Dataset items
╔══
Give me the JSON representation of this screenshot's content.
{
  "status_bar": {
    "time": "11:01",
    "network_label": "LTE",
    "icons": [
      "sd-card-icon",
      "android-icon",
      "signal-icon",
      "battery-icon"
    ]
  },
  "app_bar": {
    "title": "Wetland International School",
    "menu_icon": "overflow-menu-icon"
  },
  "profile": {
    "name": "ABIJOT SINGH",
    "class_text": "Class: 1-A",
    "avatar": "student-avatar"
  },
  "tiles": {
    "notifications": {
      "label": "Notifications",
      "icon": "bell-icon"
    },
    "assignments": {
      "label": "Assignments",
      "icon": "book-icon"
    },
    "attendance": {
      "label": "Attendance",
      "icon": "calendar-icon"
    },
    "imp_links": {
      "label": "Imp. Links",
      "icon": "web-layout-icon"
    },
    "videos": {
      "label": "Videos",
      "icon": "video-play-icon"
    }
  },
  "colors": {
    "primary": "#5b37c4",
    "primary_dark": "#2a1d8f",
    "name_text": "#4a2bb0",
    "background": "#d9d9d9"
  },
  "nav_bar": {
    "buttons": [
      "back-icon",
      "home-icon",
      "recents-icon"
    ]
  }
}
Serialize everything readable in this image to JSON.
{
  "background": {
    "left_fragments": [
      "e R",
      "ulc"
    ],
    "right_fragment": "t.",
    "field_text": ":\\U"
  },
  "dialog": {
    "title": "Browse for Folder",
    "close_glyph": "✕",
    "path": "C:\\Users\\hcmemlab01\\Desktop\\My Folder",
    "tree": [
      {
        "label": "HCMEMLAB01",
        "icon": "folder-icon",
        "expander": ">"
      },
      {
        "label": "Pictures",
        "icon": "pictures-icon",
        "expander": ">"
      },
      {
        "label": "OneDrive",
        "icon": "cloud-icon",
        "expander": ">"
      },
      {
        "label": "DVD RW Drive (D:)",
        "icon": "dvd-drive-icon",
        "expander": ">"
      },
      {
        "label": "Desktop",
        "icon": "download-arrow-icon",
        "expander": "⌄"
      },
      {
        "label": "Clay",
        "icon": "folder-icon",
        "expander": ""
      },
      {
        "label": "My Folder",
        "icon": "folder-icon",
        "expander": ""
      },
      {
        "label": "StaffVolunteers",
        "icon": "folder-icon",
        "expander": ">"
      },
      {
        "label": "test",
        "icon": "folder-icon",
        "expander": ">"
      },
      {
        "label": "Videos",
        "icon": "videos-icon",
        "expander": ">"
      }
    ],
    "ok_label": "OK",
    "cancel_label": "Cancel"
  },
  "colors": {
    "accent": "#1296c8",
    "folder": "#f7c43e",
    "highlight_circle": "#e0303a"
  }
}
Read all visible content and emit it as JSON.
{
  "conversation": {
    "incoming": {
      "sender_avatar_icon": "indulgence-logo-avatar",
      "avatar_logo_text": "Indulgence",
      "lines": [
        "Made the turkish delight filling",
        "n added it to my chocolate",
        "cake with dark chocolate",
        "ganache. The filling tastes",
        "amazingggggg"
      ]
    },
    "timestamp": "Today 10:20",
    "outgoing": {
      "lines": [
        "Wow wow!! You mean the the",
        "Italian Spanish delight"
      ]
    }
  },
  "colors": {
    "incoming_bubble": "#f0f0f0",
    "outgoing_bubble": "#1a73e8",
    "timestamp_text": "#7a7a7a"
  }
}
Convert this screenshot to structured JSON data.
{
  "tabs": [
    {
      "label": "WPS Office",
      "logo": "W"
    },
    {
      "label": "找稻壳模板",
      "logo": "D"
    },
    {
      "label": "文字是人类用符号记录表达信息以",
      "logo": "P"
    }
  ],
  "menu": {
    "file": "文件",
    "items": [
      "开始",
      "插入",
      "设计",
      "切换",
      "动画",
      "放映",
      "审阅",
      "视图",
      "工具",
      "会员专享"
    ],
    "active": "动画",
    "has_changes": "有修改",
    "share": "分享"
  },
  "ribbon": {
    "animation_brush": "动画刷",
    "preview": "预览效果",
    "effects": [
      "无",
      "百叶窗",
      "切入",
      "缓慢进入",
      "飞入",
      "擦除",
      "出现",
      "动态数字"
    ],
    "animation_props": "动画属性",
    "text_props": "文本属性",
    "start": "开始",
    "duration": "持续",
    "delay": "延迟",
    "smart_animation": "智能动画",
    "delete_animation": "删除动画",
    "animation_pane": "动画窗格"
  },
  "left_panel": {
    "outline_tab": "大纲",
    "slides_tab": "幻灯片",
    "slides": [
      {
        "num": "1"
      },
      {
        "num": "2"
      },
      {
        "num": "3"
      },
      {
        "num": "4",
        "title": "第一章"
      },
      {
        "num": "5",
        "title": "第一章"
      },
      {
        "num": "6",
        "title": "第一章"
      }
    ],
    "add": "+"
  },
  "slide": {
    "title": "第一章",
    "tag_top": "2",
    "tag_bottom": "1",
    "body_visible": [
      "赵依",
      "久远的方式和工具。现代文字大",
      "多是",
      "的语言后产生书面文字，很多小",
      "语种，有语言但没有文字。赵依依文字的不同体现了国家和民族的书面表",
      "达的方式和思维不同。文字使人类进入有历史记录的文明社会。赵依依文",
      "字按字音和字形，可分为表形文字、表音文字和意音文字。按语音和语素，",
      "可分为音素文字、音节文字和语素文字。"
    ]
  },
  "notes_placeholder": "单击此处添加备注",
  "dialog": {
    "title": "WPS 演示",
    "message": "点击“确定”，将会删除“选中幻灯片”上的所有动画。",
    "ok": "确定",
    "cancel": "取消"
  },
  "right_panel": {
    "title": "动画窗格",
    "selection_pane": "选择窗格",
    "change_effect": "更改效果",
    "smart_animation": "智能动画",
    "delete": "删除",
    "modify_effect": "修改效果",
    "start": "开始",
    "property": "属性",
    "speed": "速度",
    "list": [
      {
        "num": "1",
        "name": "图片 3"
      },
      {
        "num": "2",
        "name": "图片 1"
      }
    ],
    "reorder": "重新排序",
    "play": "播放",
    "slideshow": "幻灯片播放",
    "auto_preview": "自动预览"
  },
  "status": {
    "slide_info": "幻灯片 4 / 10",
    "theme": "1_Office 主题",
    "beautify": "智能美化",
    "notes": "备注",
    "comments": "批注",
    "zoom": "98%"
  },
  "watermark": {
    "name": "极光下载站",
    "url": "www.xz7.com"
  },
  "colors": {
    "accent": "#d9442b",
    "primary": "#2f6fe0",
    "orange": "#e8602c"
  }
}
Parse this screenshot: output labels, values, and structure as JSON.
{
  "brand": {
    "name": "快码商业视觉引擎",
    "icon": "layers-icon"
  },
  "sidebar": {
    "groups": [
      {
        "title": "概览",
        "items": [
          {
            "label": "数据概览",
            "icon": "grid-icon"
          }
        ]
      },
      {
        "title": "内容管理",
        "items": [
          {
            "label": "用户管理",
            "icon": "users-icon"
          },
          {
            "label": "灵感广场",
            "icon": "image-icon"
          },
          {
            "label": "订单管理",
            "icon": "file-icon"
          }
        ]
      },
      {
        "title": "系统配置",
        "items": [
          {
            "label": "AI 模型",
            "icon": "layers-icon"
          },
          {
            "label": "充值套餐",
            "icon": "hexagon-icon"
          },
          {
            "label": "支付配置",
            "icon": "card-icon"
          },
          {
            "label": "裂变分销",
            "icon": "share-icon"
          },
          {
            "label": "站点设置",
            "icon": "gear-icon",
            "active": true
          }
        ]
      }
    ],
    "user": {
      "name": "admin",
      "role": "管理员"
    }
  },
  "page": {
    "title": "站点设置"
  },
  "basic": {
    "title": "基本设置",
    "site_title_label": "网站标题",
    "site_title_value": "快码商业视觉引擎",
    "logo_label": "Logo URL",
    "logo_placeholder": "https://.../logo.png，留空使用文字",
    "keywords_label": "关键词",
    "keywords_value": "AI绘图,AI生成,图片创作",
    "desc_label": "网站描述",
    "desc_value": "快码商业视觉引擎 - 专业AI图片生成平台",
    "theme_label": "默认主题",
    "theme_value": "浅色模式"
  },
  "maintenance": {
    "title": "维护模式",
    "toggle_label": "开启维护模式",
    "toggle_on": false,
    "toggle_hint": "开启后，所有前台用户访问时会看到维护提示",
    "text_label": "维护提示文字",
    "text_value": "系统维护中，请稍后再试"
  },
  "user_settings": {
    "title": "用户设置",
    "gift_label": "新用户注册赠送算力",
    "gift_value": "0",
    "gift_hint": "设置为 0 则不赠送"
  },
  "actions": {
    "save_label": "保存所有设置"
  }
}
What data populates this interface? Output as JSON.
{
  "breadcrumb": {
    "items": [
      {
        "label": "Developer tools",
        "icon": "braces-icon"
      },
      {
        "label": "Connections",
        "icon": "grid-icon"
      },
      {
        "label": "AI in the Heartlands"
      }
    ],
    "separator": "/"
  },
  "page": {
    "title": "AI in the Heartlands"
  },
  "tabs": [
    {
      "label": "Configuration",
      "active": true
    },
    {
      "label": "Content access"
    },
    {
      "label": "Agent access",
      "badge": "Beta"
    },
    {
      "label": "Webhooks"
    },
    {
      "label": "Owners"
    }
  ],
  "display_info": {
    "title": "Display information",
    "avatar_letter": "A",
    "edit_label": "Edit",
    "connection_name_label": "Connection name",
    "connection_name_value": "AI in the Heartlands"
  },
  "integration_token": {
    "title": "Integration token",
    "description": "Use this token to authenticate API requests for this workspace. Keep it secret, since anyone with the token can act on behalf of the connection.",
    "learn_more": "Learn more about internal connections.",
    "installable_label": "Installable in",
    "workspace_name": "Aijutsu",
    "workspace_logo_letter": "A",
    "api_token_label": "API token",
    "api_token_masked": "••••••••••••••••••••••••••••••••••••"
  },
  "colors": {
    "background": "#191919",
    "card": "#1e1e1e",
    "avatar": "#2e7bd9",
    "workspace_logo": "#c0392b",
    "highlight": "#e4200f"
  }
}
╚══
▸ **Stated task**: Select all lines in the listing that include the word "JSON".

▸ **Finished task**:
Give me the JSON representation of this screenshot's content.
Serialize everything readable in this image to JSON.
Read all visible content and emit it as JSON.
Convert this screenshot to structured JSON data.
Parse this screenshot: output labels, values, and structure as JSON.
What data populates this interface? Output as JSON.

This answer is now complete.